Auch hier ist Marina Mechmedow aktiv. „Wir gestalten die Workshops möglichst offen, in angenehmer Atmosphäre“, erzählt sie. „Wir besprechen alles, vom Ausfüllen eines Antragsformulars über die Bedeutung von Identifikationspapieren bis zur Diskussion über Menschenrechte. Natürlich wollen wir am Ende erreichen, dass die Leute selbstständiger werden, sich ihrer sozialen Rechte bewusst sind und dafür eintreten.“
Mazedonien kann seine Probleme selbst lösen – wenn niemand mehr auswandern muss
DROM hat auf diese Weise seit 2015 etwa 200 Rückkehrer-Familien – rund 800 Menschen – betreut. Der Kontakt bleibt oft auch nach den Workshops bestehen. Häufig trifft Marina Mechmedow ehemalige Teilnehmerinnen und Teilnehmer auf der Straße im Viertel wieder. Dann lässt sie sich erzählen, wie es ihnen weiter ergangen ist. „Wenn ich ihnen begegne und sie mir von der Verbesserung ihrer Situationen erzählen“, sagt Mechmedow, „dann ist das ein sehr gutes Gefühl. Das treibt mich an weiterzumachen.“ Inzwischen treffen im Büro von DROM E-Mails ein von Roma aus Deutschland, die ankündigen, dass sie bald – freiwillig oder auch nicht – zurückkommen nach Mazedonien und dort Hilfe zur Wiedereingliederung benötigen.

KURZE AUFGABE A ::
Prüfen Sie anhand des Textes über DROM, ob die folgenden Aussagen zutreffen. Antworten Sie jeweils mit Ja oder Nein und zitieren Sie die entscheidende Stelle wörtlich: (i) DROM hat seit 2015 rund 800 Menschen betreut. (ii) Der Kontakt zu den Teilnehmenden endet mit den Workshops. (iii) Im Büro von DROM gehen E-Mails von Roma aus Deutschland ein.
KURZE AUFGABE B ::
Wo begegnet Marina Mechmedow laut dem Text über DROM häufig ehemaligen Teilnehmerinnen und Teilnehmern?
KURZE AUFGABE C ::
Zählen Sie alle Themen auf, die Marina Mechmedow im Text über DROM ausdrücklich als Gesprächsinhalte der Workshops nennt.

Dateneinträge:
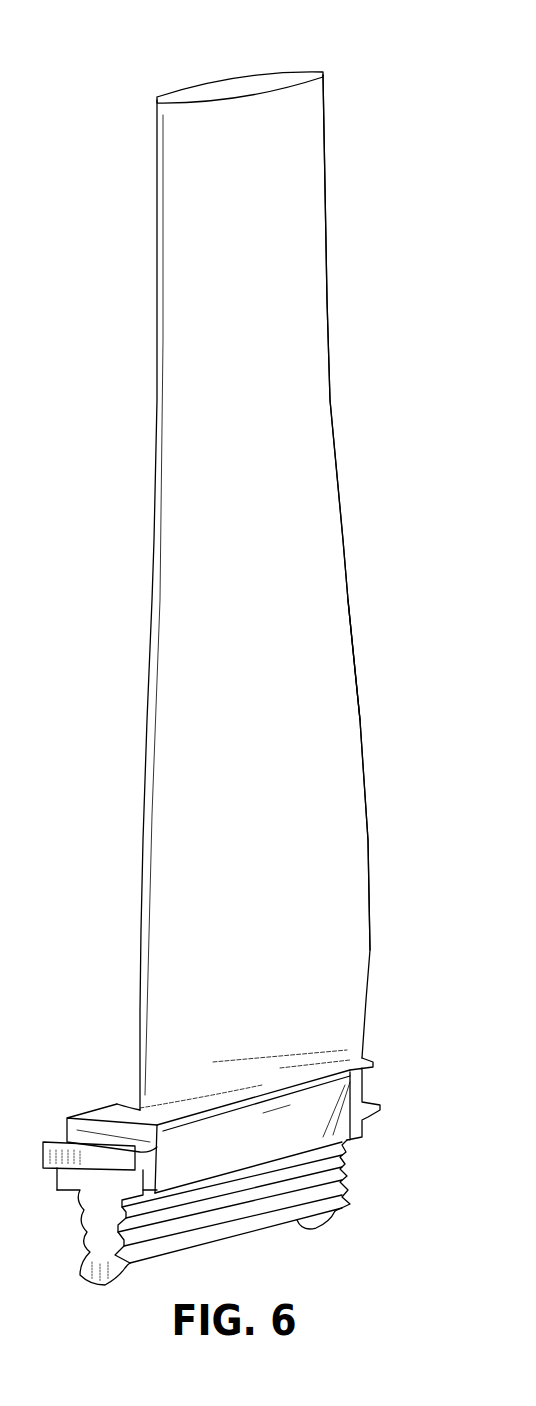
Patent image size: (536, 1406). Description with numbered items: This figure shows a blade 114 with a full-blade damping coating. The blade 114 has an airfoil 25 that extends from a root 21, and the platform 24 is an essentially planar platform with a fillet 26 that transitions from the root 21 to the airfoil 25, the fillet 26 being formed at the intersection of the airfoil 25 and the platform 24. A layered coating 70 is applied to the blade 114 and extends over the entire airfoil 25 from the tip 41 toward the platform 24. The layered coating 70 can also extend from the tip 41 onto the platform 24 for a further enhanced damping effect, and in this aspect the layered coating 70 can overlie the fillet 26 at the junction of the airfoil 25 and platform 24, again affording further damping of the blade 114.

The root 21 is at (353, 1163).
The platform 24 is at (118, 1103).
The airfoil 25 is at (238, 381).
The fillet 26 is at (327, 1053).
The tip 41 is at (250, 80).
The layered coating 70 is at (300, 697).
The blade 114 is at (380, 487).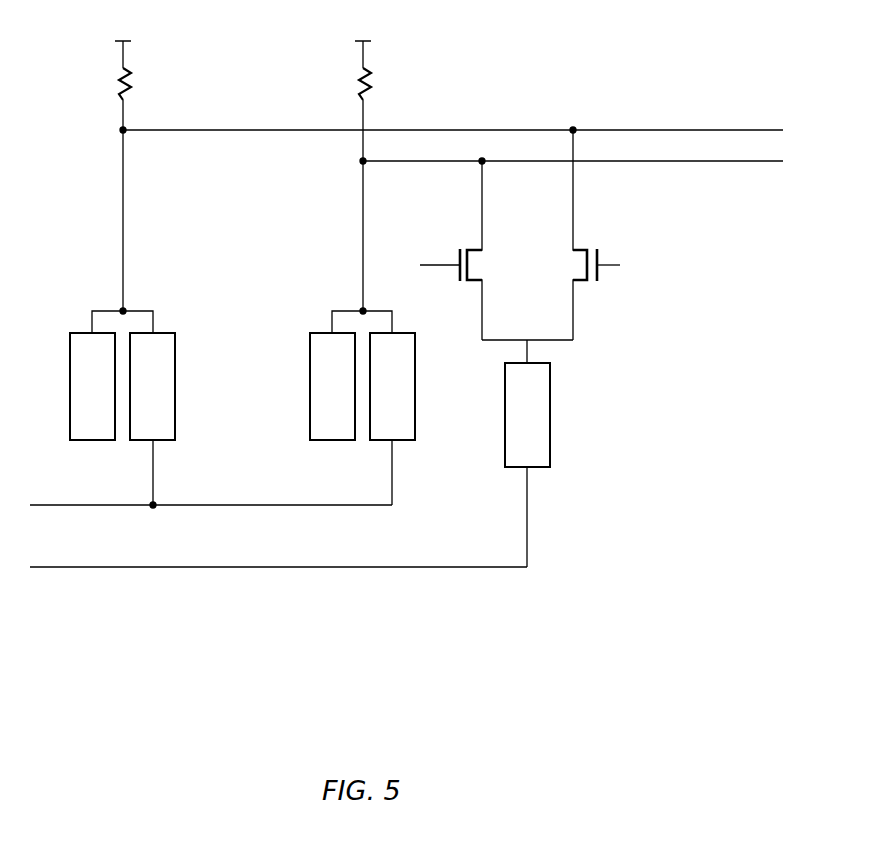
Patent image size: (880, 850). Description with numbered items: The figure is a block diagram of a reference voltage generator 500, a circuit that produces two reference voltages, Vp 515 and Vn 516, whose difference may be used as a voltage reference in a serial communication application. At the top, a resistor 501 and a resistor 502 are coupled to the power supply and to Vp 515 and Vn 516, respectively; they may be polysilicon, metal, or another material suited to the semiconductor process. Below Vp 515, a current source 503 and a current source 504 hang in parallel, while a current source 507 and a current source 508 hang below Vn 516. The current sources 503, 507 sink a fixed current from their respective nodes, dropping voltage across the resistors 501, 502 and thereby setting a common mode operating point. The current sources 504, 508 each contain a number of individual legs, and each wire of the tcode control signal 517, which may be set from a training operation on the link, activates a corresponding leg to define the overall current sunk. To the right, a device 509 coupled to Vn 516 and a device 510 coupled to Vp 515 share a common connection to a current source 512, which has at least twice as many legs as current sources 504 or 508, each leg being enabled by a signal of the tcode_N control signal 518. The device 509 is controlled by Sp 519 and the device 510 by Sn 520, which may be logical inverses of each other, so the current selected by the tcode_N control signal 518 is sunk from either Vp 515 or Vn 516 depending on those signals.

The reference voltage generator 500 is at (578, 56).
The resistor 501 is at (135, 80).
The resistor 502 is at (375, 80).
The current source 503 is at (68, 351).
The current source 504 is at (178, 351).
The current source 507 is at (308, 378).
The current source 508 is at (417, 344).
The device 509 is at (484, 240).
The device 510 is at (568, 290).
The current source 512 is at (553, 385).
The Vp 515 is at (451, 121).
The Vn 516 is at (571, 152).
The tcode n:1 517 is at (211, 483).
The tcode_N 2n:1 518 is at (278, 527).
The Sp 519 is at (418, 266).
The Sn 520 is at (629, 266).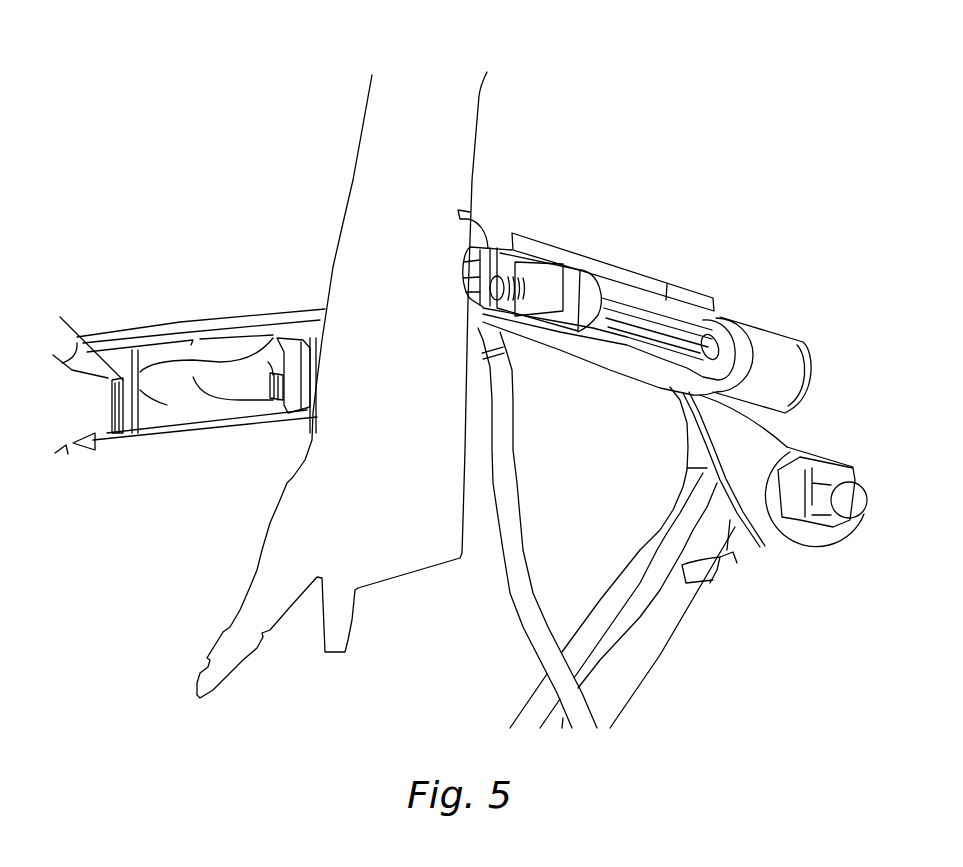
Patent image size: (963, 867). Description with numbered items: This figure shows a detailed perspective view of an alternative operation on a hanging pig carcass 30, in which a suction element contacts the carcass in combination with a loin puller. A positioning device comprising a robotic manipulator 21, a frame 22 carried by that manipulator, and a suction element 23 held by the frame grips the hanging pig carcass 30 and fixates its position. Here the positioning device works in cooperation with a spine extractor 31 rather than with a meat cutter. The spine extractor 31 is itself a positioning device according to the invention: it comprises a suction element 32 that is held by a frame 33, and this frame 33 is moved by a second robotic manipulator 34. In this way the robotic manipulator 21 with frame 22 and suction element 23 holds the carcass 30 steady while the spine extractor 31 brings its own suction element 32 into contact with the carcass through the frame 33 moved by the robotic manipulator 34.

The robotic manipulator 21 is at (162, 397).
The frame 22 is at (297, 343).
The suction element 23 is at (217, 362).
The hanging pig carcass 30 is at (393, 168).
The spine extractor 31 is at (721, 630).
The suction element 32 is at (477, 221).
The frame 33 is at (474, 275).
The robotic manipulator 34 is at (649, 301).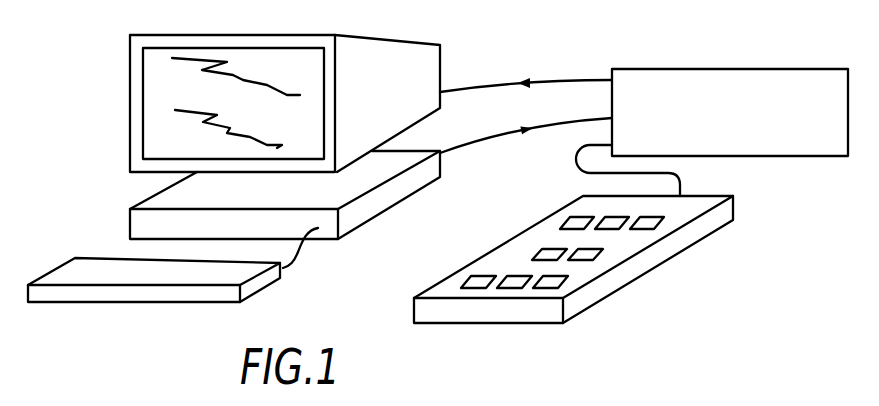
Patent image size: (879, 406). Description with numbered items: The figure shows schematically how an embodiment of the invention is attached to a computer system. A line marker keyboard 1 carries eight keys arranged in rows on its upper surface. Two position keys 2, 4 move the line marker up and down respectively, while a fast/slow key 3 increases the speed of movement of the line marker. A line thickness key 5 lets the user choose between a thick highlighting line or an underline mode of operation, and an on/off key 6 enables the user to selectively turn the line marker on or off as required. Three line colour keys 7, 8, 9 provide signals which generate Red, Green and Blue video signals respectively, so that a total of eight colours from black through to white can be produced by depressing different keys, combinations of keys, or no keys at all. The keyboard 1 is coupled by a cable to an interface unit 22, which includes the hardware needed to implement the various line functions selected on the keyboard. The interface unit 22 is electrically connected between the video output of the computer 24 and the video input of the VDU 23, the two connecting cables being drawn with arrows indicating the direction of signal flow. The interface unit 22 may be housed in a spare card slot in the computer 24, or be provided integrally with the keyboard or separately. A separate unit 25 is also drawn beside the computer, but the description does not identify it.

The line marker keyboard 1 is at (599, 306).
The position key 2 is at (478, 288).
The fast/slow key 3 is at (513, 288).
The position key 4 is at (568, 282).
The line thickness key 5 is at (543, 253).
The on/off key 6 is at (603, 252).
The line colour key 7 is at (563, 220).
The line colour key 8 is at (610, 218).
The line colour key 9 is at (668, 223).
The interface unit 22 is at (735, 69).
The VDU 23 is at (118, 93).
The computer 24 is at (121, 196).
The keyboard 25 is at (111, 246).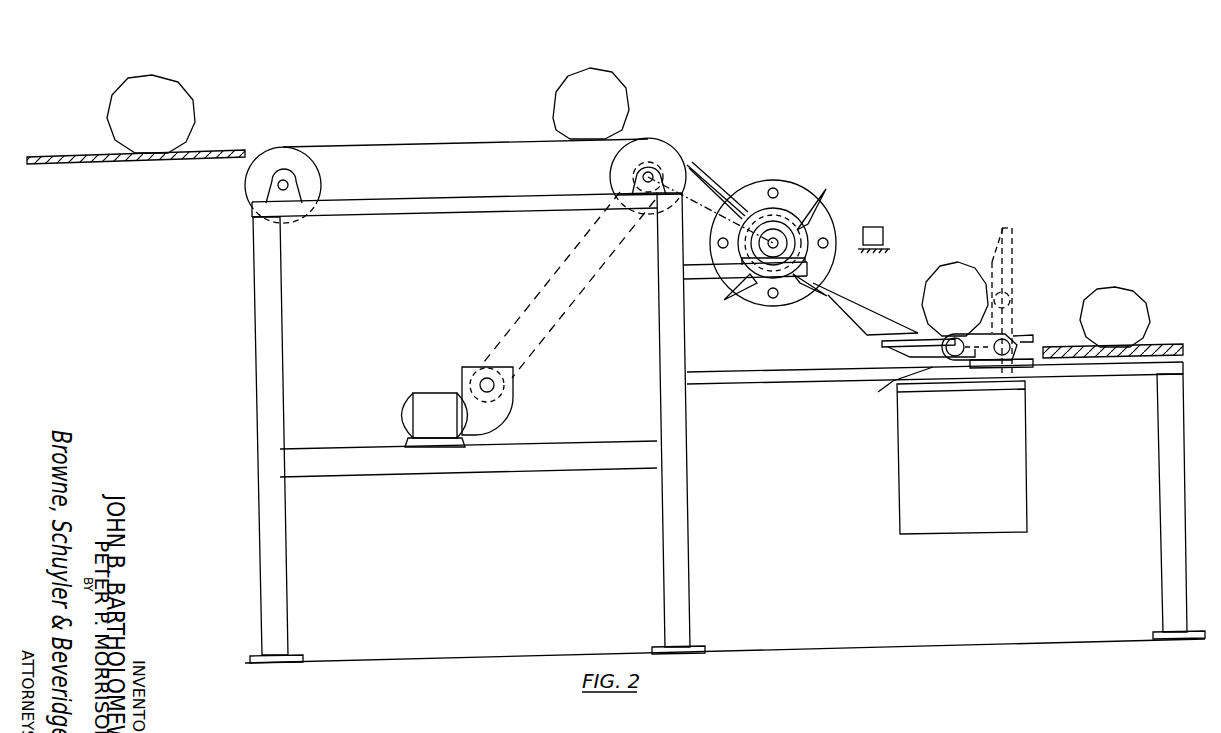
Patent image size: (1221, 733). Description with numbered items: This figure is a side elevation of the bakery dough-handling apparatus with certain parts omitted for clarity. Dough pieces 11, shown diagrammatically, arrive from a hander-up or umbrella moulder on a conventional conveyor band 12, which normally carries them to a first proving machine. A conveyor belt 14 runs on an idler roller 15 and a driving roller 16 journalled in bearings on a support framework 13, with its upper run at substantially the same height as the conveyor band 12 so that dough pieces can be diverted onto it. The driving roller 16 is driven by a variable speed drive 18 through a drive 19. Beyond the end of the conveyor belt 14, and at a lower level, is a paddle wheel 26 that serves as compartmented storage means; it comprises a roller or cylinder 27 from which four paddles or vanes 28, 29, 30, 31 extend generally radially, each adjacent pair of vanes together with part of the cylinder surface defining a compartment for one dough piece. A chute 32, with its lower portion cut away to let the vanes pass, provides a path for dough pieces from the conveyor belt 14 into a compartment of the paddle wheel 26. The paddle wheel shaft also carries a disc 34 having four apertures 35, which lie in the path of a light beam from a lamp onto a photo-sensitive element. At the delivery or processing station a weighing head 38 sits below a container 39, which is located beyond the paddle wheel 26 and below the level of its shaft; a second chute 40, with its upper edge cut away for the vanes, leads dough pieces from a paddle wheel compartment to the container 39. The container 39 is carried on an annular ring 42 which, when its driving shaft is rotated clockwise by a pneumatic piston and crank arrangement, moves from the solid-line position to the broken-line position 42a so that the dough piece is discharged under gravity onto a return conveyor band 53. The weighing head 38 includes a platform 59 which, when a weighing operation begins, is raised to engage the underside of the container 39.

ERWARTETE AUSGABE A ::
(i) Ja: „DROM hat auf diese Weise seit 2015 etwa 200 Rückkehrer-Familien – rund 800 Menschen – betreut.“
(ii) Nein: „Der Kontakt bleibt oft auch nach den Workshops bestehen.“
(iii) Ja: „Inzwischen treffen im Büro von DROM E-Mails ein von Roma aus Deutschland“.

ERWARTETE AUSGABE B ::
Auf der Straße im Viertel.

ERWARTETE AUSGABE C ::
- Ausfüllen eines Antragsformulars
- Bedeutung von Identifikationspapieren
- Diskussion über Menschenrechte